*ТЕКСТ СТРАНИЦЫ*
Одним из хедлайнеров недавнего летнего книжного фестиваля «Смены» в Казани стала многолетний спецкор ИД «Коммерсантъ» Анна Наринская. Она представила здесь интернет-проект «Главные книги XXI века», а в разговоре с «БИЗНЕС Online» рассказала о своем прозвище — Доктор Менгеле русской литературы, лучшем российском писателе Владимире Сорокине, общественных местах, формирующих сознание людей, и завершении послевоенного проекта памяти.
«ЭТА ИДЕЯ НЕНАВЯЗЧИВОСТИ МНЕ ЗДЕСЬ ОЧЕНЬ ИМПОНИРУЕТ»
— Анна, какую характеристику своим опытным столичным взглядом вы бы дали летнему книжному фестивалю в казанском парке «Черное озеро»?
— Я, конечно, покорена по-настоящему летней погодой, и от этого все вокруг кажется прекрасным. Но, наверное, была бы рада, если бы здесь, в парке «Черное озеро», было больше народа, хотя не могу сказать, что его мало. Просто, вероятно, в Казани еще не выработана традиция посещения подобных событий, когда люди уже заранее планируют: «Так, в такие-то числа у нас книжный фестиваль, не будем эти дни ничем занимать».
Мне очень нравится, что это проходит в парке. Я вообще против звериной серьезности. И то, что человек, просто гуляя, заодно может посмотреть и книжки, — это очень правильно. К тому же это мировая традиция. Мы знаем букинистов, которые стоят вдоль Сены в Париже, став одним из его символов.
И то, что ты можешь стоять и перебирать эти книжки и есть заинтересованные продавцы, которые могут подсказать... Таких книжных магазинов в российских городах очень мало, я знаю, что в Казани есть один такой — «Смена». Даже в Москве таких всего два-три. Так что у нас в стране настоящая беда с книжными магазинами. И дело не только в том, что их мало. Те, что есть, очень плохо устроены в плане навигации. Соответственно, у того, кто идет в обычный большой книжный магазин, есть только два способа совершить там покупку. Во-первых, человек заранее знает, что он хочет приобрести. Во-вторых, он смотрит на то, что называется приоритетной выкладкой, — когда книжки лицом стоят и ты находишься в плену этих предложений. А на казанском фестивале все устроено по-другому — люди могут увидеть, полистать и купить совершенно неожиданные для себя книги. Это мне кажется прекрасным.

*ЗАДАНИЕ 1*
Какой интернет-проект Анна Наринская представила на фестивале, согласно тексту страницы?
*ЗАДАНИЕ 2*
Перепишите часть текста страницы, начиная с места со словами «Одним из хедлайнеров» и заканчивая после слов «послевоенного проекта памяти.». Подставьте «корреспондент» вместо «спецкор».

*ИСХОДНЫЕ ДАННЫЕ*
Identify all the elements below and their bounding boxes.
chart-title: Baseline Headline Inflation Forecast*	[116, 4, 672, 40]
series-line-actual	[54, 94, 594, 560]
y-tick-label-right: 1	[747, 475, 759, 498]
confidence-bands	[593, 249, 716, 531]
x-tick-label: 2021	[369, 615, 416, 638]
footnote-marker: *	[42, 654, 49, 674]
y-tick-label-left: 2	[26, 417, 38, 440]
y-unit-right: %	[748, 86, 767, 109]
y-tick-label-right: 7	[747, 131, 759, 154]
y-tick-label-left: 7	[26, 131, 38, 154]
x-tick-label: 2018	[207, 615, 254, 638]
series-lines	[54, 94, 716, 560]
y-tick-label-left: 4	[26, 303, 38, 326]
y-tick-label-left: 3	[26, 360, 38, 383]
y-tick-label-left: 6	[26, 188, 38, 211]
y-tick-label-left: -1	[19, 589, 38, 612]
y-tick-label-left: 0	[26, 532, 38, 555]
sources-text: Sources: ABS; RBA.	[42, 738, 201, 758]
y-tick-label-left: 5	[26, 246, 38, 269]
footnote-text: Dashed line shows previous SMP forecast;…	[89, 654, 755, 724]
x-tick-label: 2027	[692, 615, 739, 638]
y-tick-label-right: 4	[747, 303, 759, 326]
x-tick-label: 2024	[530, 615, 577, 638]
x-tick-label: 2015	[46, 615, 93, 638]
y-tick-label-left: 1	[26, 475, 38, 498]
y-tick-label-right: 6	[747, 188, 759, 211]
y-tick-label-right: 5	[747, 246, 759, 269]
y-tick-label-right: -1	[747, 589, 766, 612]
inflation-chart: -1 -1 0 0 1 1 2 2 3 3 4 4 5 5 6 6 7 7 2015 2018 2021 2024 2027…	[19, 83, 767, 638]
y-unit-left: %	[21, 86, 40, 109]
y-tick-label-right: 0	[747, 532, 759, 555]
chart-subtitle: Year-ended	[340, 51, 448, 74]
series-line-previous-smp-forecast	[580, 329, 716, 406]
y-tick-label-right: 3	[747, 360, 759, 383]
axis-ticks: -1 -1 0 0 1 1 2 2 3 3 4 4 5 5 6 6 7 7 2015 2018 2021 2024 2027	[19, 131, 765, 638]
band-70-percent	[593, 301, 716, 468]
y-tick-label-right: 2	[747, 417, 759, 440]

*РЕШЕНИЕ 1*
«Главные книги XXI века».

*РЕШЕНИЕ 2*
Одним из хедлайнеров недавнего летнего книжного фестиваля «Смены» в Казани стала многолетний корреспондент ИД «Коммерсантъ» Анна Наринская. Она представила здесь интернет-проект «Главные книги XXI века», а в разговоре с «БИЗНЕС Online» рассказала о своем прозвище — Доктор Менгеле русской литературы, лучшем российском писателе Владимире Сорокине, общественных местах, формирующих сознание людей, и завершении послевоенного проекта памяти.